[Stored items]

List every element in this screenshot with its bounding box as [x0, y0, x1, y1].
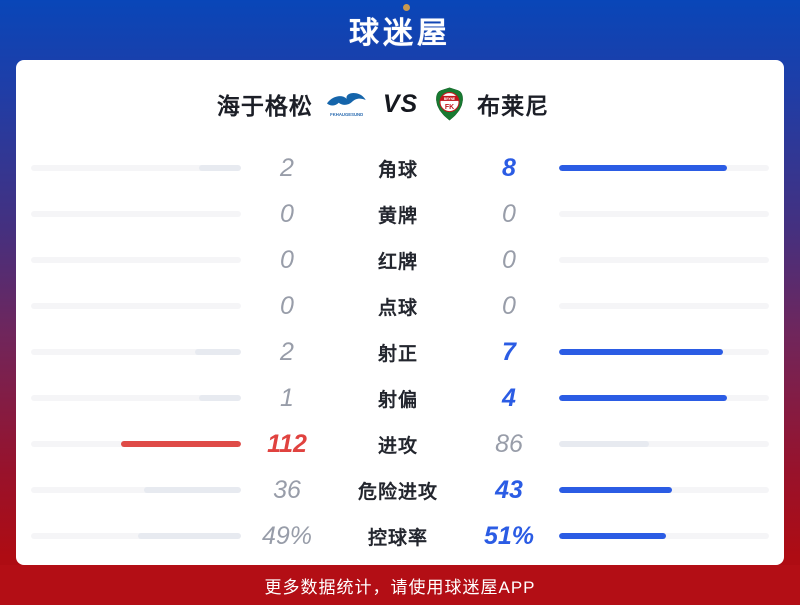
stat-row: 2 角球 8 [31, 145, 770, 191]
stat-label: 点球 [377, 297, 418, 319]
stat-row: 0 黄牌 0 [31, 191, 770, 237]
home-stat-value: 0 [280, 245, 294, 274]
stat-label: 射正 [377, 343, 418, 365]
away-stat-value: 0 [502, 245, 516, 274]
stat-label: 危险进攻 [357, 481, 438, 503]
away-stat-bar [559, 303, 769, 309]
home-stat-value: 36 [273, 475, 301, 504]
away-stat-bar-fill [559, 349, 723, 355]
haugesund-gull-crest-icon: FKHAUGESUND [326, 92, 366, 117]
stat-label: 红牌 [377, 251, 418, 273]
home-stat-bar [31, 211, 241, 217]
away-stat-bar [559, 441, 769, 447]
app-header-banner: 球迷屋 [0, 0, 800, 60]
away-stat-value: 43 [495, 475, 523, 504]
home-stat-bar-fill [194, 349, 241, 355]
stat-label: 控球率 [367, 527, 428, 549]
stat-row: 49% 控球率 51% [31, 513, 770, 559]
home-stat-bar-fill [199, 395, 241, 401]
footer-banner: 更多数据统计，请使用球迷屋APP [0, 565, 800, 605]
away-team-name: 布莱尼 [477, 93, 550, 119]
home-stat-bar [31, 303, 241, 309]
teams-header: 海于格松 FKHAUGESUND VS BRYNE FK 布莱尼 [31, 78, 770, 130]
home-stat-bar [31, 487, 241, 493]
qiumiwu-logo: 球迷屋 [349, 4, 451, 52]
home-stat-bar [31, 441, 241, 447]
away-stat-bar [559, 395, 769, 401]
stat-label: 角球 [377, 159, 418, 181]
stats-list: 2 角球 8 0 黄牌 0 0 红牌 0 0 点球 0 [31, 145, 770, 559]
away-stat-value: 51% [483, 521, 535, 550]
stat-row: 0 红牌 0 [31, 237, 770, 283]
stat-row: 2 射正 7 [31, 329, 770, 375]
svg-text:FK: FK [445, 104, 454, 111]
home-stat-bar [31, 395, 241, 401]
stat-row: 112 进攻 86 [31, 421, 770, 467]
stat-row: 0 点球 0 [31, 283, 770, 329]
home-team: 海于格松 FKHAUGESUND [31, 87, 383, 121]
away-team: BRYNE FK 布莱尼 [418, 87, 770, 121]
home-stat-value: 1 [280, 383, 294, 412]
home-stat-bar-fill [138, 533, 241, 539]
away-stat-bar [559, 211, 769, 217]
home-stat-value: 49% [261, 521, 313, 550]
away-stat-bar-fill [559, 441, 650, 447]
away-stat-bar [559, 165, 769, 171]
away-stat-bar [559, 533, 769, 539]
svg-text:FKHAUGESUND: FKHAUGESUND [330, 112, 363, 117]
away-stat-value: 86 [495, 429, 523, 458]
home-stat-bar [31, 533, 241, 539]
stat-row: 1 射偏 4 [31, 375, 770, 421]
away-stat-bar [559, 487, 769, 493]
away-stat-bar-fill [559, 165, 727, 171]
away-stat-bar [559, 349, 769, 355]
home-stat-bar-fill [199, 165, 241, 171]
away-stat-bar-fill [559, 487, 673, 493]
stat-label: 射偏 [377, 389, 418, 411]
away-stat-value: 0 [502, 291, 516, 320]
stat-label: 进攻 [377, 435, 418, 457]
away-stat-bar-fill [559, 533, 667, 539]
vs-label: VS [382, 89, 419, 118]
svg-text:BRYNE: BRYNE [444, 97, 456, 101]
home-stat-value: 112 [267, 429, 307, 458]
match-stats-card: 海于格松 FKHAUGESUND VS BRYNE FK 布莱尼 2 角球 [16, 60, 784, 565]
logo-gold-dot-icon [403, 4, 410, 11]
away-stat-bar [559, 257, 769, 263]
away-stat-value: 0 [502, 199, 516, 228]
home-team-name: 海于格松 [216, 93, 313, 119]
home-stat-value: 2 [280, 153, 294, 182]
home-stat-value: 0 [280, 291, 294, 320]
away-stat-value: 4 [502, 383, 516, 412]
home-stat-value: 0 [280, 199, 294, 228]
bryne-fk-crest-icon: BRYNE FK [436, 87, 464, 121]
home-stat-bar [31, 165, 241, 171]
stat-row: 36 危险进攻 43 [31, 467, 770, 513]
home-stat-bar [31, 257, 241, 263]
home-stat-value: 2 [280, 337, 294, 366]
logo-text: 球迷屋 [349, 17, 451, 50]
away-stat-value: 7 [502, 337, 516, 366]
home-stat-bar [31, 349, 241, 355]
away-stat-bar-fill [559, 395, 727, 401]
stat-label: 黄牌 [377, 205, 418, 227]
home-stat-bar-fill [121, 441, 241, 447]
away-stat-value: 8 [502, 153, 516, 182]
home-stat-bar-fill [144, 487, 241, 493]
footer-promo-text: 更多数据统计，请使用球迷屋APP [264, 577, 536, 597]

_Problem description_
Please quote every item above verbatim, leaving out the pictures.

_Response_
List every element in this screenshot with its bounding box as [x0, y0, x1, y1].
stat-row: 2 角球 8 [31, 145, 770, 191]
stat-label: 点球 [377, 297, 418, 319]
stat-row: 0 黄牌 0 [31, 191, 770, 237]
home-stat-value: 0 [280, 245, 294, 274]
stat-label: 射正 [377, 343, 418, 365]
away-stat-value: 0 [502, 245, 516, 274]
stat-label: 危险进攻 [357, 481, 438, 503]
away-stat-bar [559, 303, 769, 309]
home-stat-value: 36 [273, 475, 301, 504]
away-stat-bar-fill [559, 349, 723, 355]
haugesund-gull-crest-icon: FKHAUGESUND [326, 92, 366, 117]
stat-label: 红牌 [377, 251, 418, 273]
home-stat-bar [31, 211, 241, 217]
away-stat-bar [559, 441, 769, 447]
app-header-banner: 球迷屋 [0, 0, 800, 60]
away-stat-value: 43 [495, 475, 523, 504]
home-stat-bar-fill [194, 349, 241, 355]
stat-label: 控球率 [367, 527, 428, 549]
stat-row: 49% 控球率 51% [31, 513, 770, 559]
home-stat-bar-fill [199, 395, 241, 401]
footer-banner: 更多数据统计，请使用球迷屋APP [0, 565, 800, 605]
away-team-name: 布莱尼 [477, 93, 550, 119]
home-stat-bar [31, 303, 241, 309]
teams-header: 海于格松 FKHAUGESUND VS BRYNE FK 布莱尼 [31, 78, 770, 130]
home-stat-bar [31, 487, 241, 493]
qiumiwu-logo: 球迷屋 [349, 4, 451, 52]
home-stat-bar [31, 441, 241, 447]
away-stat-bar [559, 395, 769, 401]
stat-label: 角球 [377, 159, 418, 181]
stats-list: 2 角球 8 0 黄牌 0 0 红牌 0 0 点球 0 [31, 145, 770, 559]
away-stat-value: 51% [483, 521, 535, 550]
stat-row: 0 红牌 0 [31, 237, 770, 283]
stat-row: 2 射正 7 [31, 329, 770, 375]
svg-text:FK: FK [445, 104, 454, 111]
home-stat-bar [31, 395, 241, 401]
stat-row: 112 进攻 86 [31, 421, 770, 467]
stat-row: 0 点球 0 [31, 283, 770, 329]
home-team: 海于格松 FKHAUGESUND [31, 87, 383, 121]
away-team: BRYNE FK 布莱尼 [418, 87, 770, 121]
home-stat-value: 1 [280, 383, 294, 412]
home-stat-bar-fill [138, 533, 241, 539]
away-stat-bar [559, 211, 769, 217]
home-stat-value: 49% [261, 521, 313, 550]
away-stat-bar-fill [559, 441, 650, 447]
away-stat-bar [559, 165, 769, 171]
away-stat-bar [559, 533, 769, 539]
svg-text:FKHAUGESUND: FKHAUGESUND [330, 112, 363, 117]
away-stat-value: 86 [495, 429, 523, 458]
home-stat-bar [31, 533, 241, 539]
stat-row: 1 射偏 4 [31, 375, 770, 421]
away-stat-bar [559, 487, 769, 493]
away-stat-bar-fill [559, 165, 727, 171]
away-stat-bar [559, 349, 769, 355]
home-stat-bar-fill [199, 165, 241, 171]
away-stat-bar-fill [559, 487, 673, 493]
stat-label: 射偏 [377, 389, 418, 411]
away-stat-value: 0 [502, 291, 516, 320]
stat-label: 进攻 [377, 435, 418, 457]
away-stat-bar-fill [559, 533, 667, 539]
vs-label: VS [382, 89, 419, 118]
svg-text:BRYNE: BRYNE [444, 97, 456, 101]
home-stat-value: 112 [267, 429, 307, 458]
match-stats-card: 海于格松 FKHAUGESUND VS BRYNE FK 布莱尼 2 角球 [16, 60, 784, 565]
logo-gold-dot-icon [403, 4, 410, 11]
away-stat-bar [559, 257, 769, 263]
away-stat-value: 0 [502, 199, 516, 228]
home-team-name: 海于格松 [216, 93, 313, 119]
home-stat-value: 2 [280, 153, 294, 182]
home-stat-value: 0 [280, 291, 294, 320]
away-stat-value: 4 [502, 383, 516, 412]
home-stat-value: 0 [280, 199, 294, 228]
bryne-fk-crest-icon: BRYNE FK [436, 87, 464, 121]
home-stat-bar [31, 165, 241, 171]
stat-row: 36 危险进攻 43 [31, 467, 770, 513]
home-stat-bar [31, 257, 241, 263]
home-stat-value: 2 [280, 337, 294, 366]
logo-text: 球迷屋 [349, 17, 451, 50]
away-stat-value: 7 [502, 337, 516, 366]
home-stat-bar [31, 349, 241, 355]
away-stat-bar-fill [559, 395, 727, 401]
stat-label: 黄牌 [377, 205, 418, 227]
home-stat-bar-fill [121, 441, 241, 447]
away-stat-value: 8 [502, 153, 516, 182]
home-stat-bar-fill [144, 487, 241, 493]
footer-promo-text: 更多数据统计，请使用球迷屋APP [264, 577, 536, 597]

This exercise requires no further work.